◆ Stated task ◆
Copy out every record below with complete accuracy.

◆ Input records ◆

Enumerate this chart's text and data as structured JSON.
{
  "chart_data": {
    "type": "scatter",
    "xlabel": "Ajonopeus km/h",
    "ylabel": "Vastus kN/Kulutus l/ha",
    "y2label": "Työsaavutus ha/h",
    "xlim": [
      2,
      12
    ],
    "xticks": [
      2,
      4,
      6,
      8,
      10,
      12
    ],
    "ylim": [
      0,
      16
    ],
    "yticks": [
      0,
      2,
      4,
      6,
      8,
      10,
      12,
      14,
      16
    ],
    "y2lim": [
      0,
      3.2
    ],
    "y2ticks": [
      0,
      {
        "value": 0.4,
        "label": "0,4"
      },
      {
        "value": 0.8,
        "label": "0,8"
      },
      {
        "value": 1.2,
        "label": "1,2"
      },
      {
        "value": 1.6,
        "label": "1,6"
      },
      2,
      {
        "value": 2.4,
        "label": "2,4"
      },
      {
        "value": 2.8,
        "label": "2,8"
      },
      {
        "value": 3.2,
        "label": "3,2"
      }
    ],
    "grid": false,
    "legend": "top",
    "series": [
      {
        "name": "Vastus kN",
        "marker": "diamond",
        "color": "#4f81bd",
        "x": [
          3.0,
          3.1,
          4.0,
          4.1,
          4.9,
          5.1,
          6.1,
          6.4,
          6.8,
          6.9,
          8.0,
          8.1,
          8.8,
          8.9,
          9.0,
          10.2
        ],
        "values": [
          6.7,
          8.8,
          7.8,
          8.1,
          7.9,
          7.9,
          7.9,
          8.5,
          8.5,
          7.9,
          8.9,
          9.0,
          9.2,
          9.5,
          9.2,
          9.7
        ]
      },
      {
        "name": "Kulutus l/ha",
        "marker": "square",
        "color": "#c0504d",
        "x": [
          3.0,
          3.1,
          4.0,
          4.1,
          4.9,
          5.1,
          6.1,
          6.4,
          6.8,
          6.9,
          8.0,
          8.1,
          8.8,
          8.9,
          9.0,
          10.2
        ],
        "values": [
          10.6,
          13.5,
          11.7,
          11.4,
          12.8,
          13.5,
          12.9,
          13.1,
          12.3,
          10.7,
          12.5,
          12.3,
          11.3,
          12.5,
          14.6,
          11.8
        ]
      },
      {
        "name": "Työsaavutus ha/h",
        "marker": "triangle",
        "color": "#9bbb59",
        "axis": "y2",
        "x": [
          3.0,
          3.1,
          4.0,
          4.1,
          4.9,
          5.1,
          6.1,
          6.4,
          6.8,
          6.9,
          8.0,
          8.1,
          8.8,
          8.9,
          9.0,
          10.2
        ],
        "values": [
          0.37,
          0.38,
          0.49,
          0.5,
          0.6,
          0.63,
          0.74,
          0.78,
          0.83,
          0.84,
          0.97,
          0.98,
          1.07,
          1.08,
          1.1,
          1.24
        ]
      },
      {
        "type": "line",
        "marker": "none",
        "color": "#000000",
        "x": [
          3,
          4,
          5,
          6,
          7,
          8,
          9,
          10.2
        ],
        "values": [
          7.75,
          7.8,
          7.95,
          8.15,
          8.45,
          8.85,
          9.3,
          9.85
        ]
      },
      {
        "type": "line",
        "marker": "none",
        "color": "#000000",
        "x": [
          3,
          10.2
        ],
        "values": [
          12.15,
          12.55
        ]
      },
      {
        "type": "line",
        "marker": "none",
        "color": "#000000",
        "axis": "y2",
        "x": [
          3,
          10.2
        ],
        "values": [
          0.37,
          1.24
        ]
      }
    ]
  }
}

◆ Output of the task ◆
Enumerate this chart's text and data as structured JSON.
{
  "chart_data": {
    "type": "scatter",
    "xlabel": "Ajonopeus km/h",
    "ylabel": "Vastus kN/Kulutus l/ha",
    "y2label": "Työsaavutus ha/h",
    "xlim": [
      2,
      12
    ],
    "xticks": [
      2,
      4,
      6,
      8,
      10,
      12
    ],
    "ylim": [
      0,
      16
    ],
    "yticks": [
      0,
      2,
      4,
      6,
      8,
      10,
      12,
      14,
      16
    ],
    "y2lim": [
      0,
      3.2
    ],
    "y2ticks": [
      0,
      {
        "value": 0.4,
        "label": "0,4"
      },
      {
        "value": 0.8,
        "label": "0,8"
      },
      {
        "value": 1.2,
        "label": "1,2"
      },
      {
        "value": 1.6,
        "label": "1,6"
      },
      2,
      {
        "value": 2.4,
        "label": "2,4"
      },
      {
        "value": 2.8,
        "label": "2,8"
      },
      {
        "value": 3.2,
        "label": "3,2"
      }
    ],
    "grid": false,
    "legend": "top",
    "series": [
      {
        "name": "Vastus kN",
        "marker": "diamond",
        "color": "#4f81bd",
        "x": [
          3.0,
          3.1,
          4.0,
          4.1,
          4.9,
          5.1,
          6.1,
          6.4,
          6.8,
          6.9,
          8.0,
          8.1,
          8.8,
          8.9,
          9.0,
          10.2
        ],
        "values": [
          6.7,
          8.8,
          7.8,
          8.1,
          7.9,
          7.9,
          7.9,
          8.5,
          8.5,
          7.9,
          8.9,
          9.0,
          9.2,
          9.5,
          9.2,
          9.7
        ]
      },
      {
        "name": "Kulutus l/ha",
        "marker": "square",
        "color": "#c0504d",
        "x": [
          3.0,
          3.1,
          4.0,
          4.1,
          4.9,
          5.1,
          6.1,
          6.4,
          6.8,
          6.9,
          8.0,
          8.1,
          8.8,
          8.9,
          9.0,
          10.2
        ],
        "values": [
          10.6,
          13.5,
          11.7,
          11.4,
          12.8,
          13.5,
          12.9,
          13.1,
          12.3,
          10.7,
          12.5,
          12.3,
          11.3,
          12.5,
          14.6,
          11.8
        ]
      },
      {
        "name": "Työsaavutus ha/h",
        "marker": "triangle",
        "color": "#9bbb59",
        "axis": "y2",
        "x": [
          3.0,
          3.1,
          4.0,
          4.1,
          4.9,
          5.1,
          6.1,
          6.4,
          6.8,
          6.9,
          8.0,
          8.1,
          8.8,
          8.9,
          9.0,
          10.2
        ],
        "values": [
          0.37,
          0.38,
          0.49,
          0.5,
          0.6,
          0.63,
          0.74,
          0.78,
          0.83,
          0.84,
          0.97,
          0.98,
          1.07,
          1.08,
          1.1,
          1.24
        ]
      },
      {
        "type": "line",
        "marker": "none",
        "color": "#000000",
        "x": [
          3,
          4,
          5,
          6,
          7,
          8,
          9,
          10.2
        ],
        "values": [
          7.75,
          7.8,
          7.95,
          8.15,
          8.45,
          8.85,
          9.3,
          9.85
        ]
      },
      {
        "type": "line",
        "marker": "none",
        "color": "#000000",
        "x": [
          3,
          10.2
        ],
        "values": [
          12.15,
          12.55
        ]
      },
      {
        "type": "line",
        "marker": "none",
        "color": "#000000",
        "axis": "y2",
        "x": [
          3,
          10.2
        ],
        "values": [
          0.37,
          1.24
        ]
      }
    ]
  }
}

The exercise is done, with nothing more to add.